Data to use.
* * * *

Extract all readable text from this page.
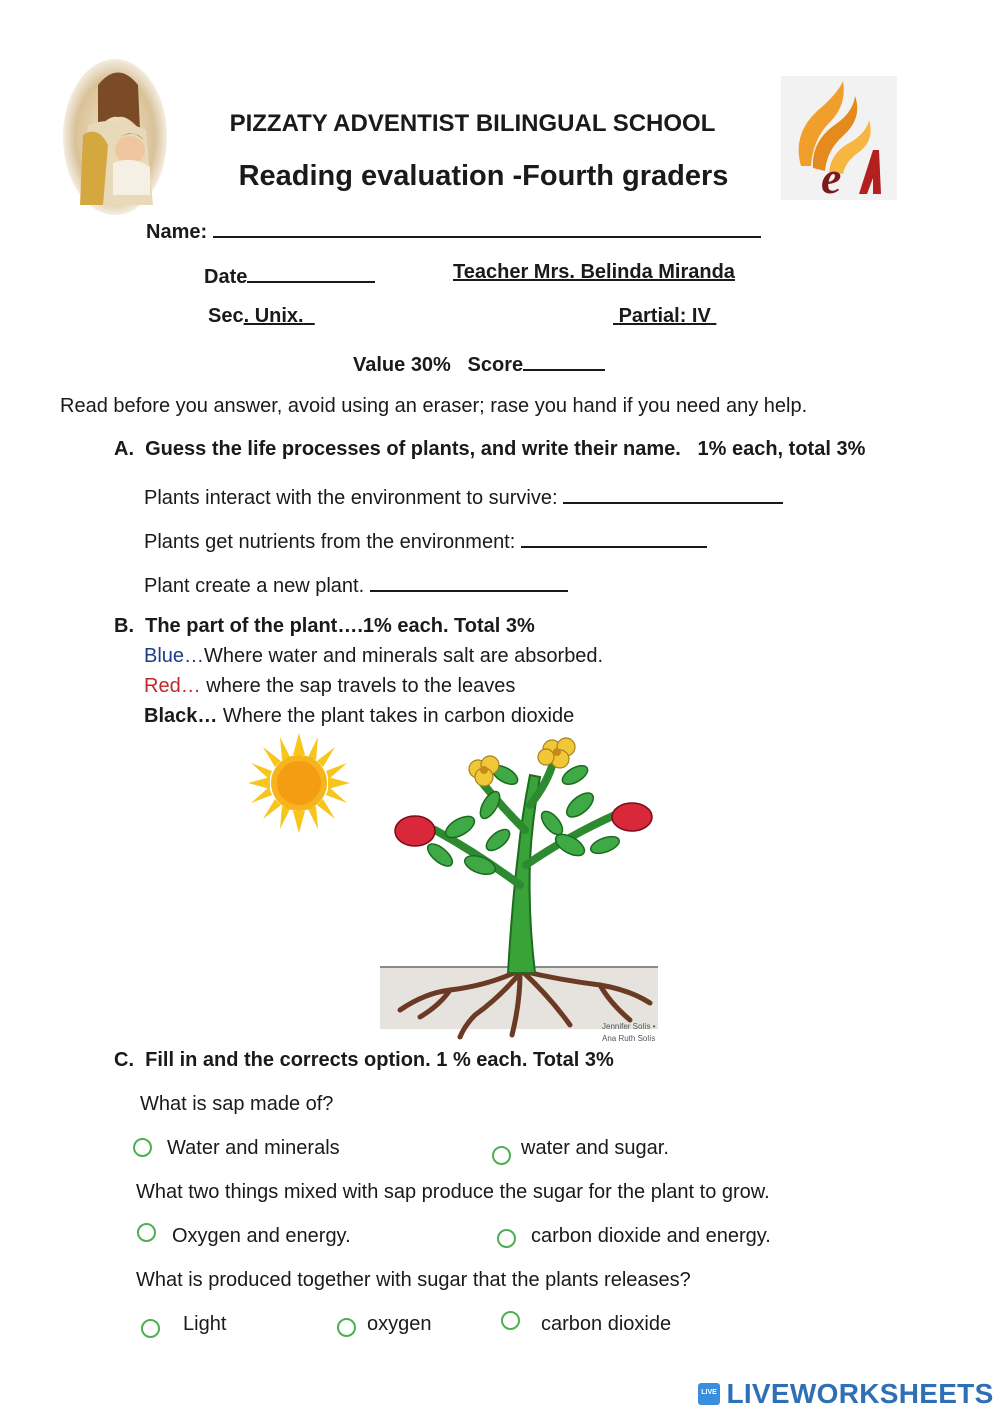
e
PIZZATY ADVENTIST BILINGUAL SCHOOL
Reading evaluation -Fourth graders
Name:
Date	Teacher Mrs. Belinda Miranda
Sec. Unix.	Partial: IV
Value 30% Score
Read before you answer, avoid using an eraser; rase you hand if you need any help.
A. Guess the life processes of plants, and write their name.   1% each, total 3%
Plants interact with the environment to survive:
Plants get nutrients from the environment:
Plant create a new plant.
B. The part of the plant….1% each. Total 3%
Blue…Where water and minerals salt are absorbed.
Red… where the sap travels to the leaves
Black… Where the plant takes in carbon dioxide
Jennifer Solís •
Ana Ruth Solís
C. Fill in and the corrects option. 1 % each. Total 3%
What is sap made of?
Water and minerals	water and sugar.
What two things mixed with sap produce the sugar for the plant to grow.
Oxygen and energy.	carbon dioxide and energy.
What is produced together with sugar that the plants releases?
Light	oxygen	carbon dioxide
LIVE LIVEWORKSHEETS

* * * *

Short task.
Omitting all images, print the listing exactly.

Task output.
Extract all readable text from this page.
e
PIZZATY ADVENTIST BILINGUAL SCHOOL
Reading evaluation -Fourth graders
Name:
Date	Teacher Mrs. Belinda Miranda
Sec. Unix.	Partial: IV
Value 30% Score
Read before you answer, avoid using an eraser; rase you hand if you need any help.
A. Guess the life processes of plants, and write their name.   1% each, total 3%
Plants interact with the environment to survive:
Plants get nutrients from the environment:
Plant create a new plant.
B. The part of the plant….1% each. Total 3%
Blue…Where water and minerals salt are absorbed.
Red… where the sap travels to the leaves
Black… Where the plant takes in carbon dioxide
Jennifer Solís •
Ana Ruth Solís
C. Fill in and the corrects option. 1 % each. Total 3%
What is sap made of?
Water and minerals	water and sugar.
What two things mixed with sap produce the sugar for the plant to grow.
Oxygen and energy.	carbon dioxide and energy.
What is produced together with sugar that the plants releases?
Light	oxygen	carbon dioxide
LIVE LIVEWORKSHEETS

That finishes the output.